Check each line for the string "this". Give only the count of lines that have it.

****

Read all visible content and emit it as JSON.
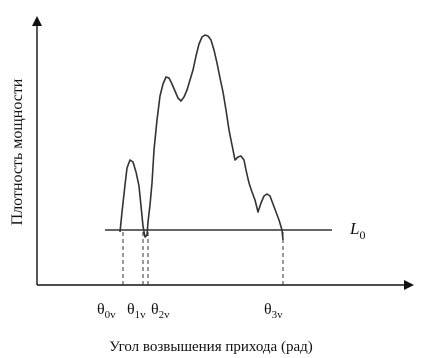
{
  "diagram": {
    "y_axis_label": "Плотность мощности",
    "x_axis_label": "Угол возвышения прихода (рад)",
    "threshold_label": {
      "main": "L",
      "sub": "0"
    },
    "theta_labels": [
      {
        "main": "θ",
        "sub": "0v"
      },
      {
        "main": "θ",
        "sub": "1v"
      },
      {
        "main": "θ",
        "sub": "2v"
      },
      {
        "main": "θ",
        "sub": "3v"
      }
    ]
  }
}
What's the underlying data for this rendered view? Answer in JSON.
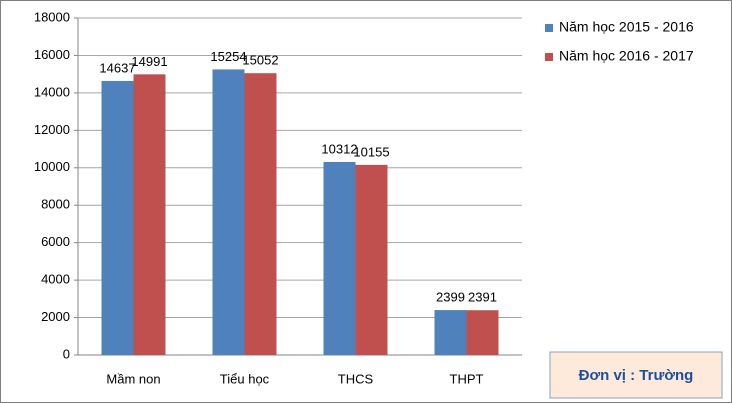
{
  "chart_data": {
    "type": "bar",
    "categories": [
      "Mầm non",
      "Tiểu học",
      "THCS",
      "THPT"
    ],
    "series": [
      {
        "name": "Năm học 2015 - 2016",
        "color": "#4f81bd",
        "values": [
          14637,
          15254,
          10312,
          2399
        ]
      },
      {
        "name": "Năm học 2016 - 2017",
        "color": "#c0504d",
        "values": [
          14991,
          15052,
          10155,
          2391
        ]
      }
    ],
    "ylim": [
      0,
      18000
    ],
    "yticks": [
      0,
      2000,
      4000,
      6000,
      8000,
      10000,
      12000,
      14000,
      16000,
      18000
    ],
    "grid": true,
    "legend": "right",
    "data_labels": true,
    "annotation": "Đơn vị : Trường"
  }
}
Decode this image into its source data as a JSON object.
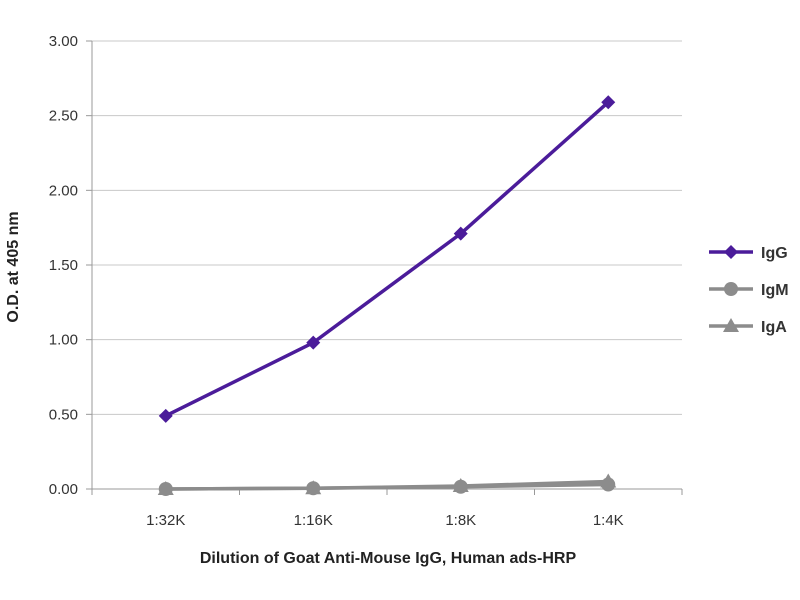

****

→ **TASK ANSWER**: 2